**INSTRUCTION:** Report the number of lines where the string "have" occurs, and write nothing else.

Dataset items
▼
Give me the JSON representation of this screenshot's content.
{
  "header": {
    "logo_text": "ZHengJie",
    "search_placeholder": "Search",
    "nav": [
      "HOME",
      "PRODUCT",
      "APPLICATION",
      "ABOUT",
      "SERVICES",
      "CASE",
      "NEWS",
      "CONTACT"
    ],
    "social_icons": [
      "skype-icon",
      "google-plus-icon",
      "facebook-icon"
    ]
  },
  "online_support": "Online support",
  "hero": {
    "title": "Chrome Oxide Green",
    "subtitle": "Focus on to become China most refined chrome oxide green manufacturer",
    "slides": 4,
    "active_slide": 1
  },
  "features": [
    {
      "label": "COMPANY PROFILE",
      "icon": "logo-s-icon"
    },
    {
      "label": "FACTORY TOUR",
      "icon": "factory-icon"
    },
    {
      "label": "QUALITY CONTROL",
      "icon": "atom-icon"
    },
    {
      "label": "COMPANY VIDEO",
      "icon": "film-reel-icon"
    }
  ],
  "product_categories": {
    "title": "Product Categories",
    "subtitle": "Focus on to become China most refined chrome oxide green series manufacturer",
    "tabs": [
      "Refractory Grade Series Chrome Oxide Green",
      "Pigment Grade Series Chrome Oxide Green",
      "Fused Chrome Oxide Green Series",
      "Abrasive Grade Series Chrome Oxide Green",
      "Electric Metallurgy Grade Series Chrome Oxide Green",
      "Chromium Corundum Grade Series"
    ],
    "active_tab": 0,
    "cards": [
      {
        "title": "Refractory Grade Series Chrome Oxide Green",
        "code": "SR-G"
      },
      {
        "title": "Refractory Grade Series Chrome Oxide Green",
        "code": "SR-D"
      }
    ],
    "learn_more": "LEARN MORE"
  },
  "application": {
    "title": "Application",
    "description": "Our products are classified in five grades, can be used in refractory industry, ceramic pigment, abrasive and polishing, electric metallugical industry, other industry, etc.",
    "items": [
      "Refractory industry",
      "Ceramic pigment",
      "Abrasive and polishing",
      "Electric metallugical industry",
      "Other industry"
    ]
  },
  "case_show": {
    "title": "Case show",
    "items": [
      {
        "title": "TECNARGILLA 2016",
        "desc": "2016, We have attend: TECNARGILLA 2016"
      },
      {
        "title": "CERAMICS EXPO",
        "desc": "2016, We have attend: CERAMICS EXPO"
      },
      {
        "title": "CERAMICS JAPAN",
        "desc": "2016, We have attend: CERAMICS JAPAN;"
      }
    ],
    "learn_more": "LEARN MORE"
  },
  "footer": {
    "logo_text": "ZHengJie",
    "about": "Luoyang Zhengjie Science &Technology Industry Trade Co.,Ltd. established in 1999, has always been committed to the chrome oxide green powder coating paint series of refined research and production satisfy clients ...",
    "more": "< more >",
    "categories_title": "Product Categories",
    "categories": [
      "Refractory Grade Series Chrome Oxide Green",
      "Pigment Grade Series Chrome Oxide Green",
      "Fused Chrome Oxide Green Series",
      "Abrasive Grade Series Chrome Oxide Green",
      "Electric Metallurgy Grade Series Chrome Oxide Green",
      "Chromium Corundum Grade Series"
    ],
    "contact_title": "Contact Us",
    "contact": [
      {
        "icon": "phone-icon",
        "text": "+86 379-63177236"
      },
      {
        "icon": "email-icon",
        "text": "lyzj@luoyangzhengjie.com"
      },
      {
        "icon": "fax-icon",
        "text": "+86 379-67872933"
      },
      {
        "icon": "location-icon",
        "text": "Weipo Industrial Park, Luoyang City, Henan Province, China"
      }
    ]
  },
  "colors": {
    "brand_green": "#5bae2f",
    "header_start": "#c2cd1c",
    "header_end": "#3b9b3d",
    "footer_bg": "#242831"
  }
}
▲
**EXERCISE RESPONSE:** 3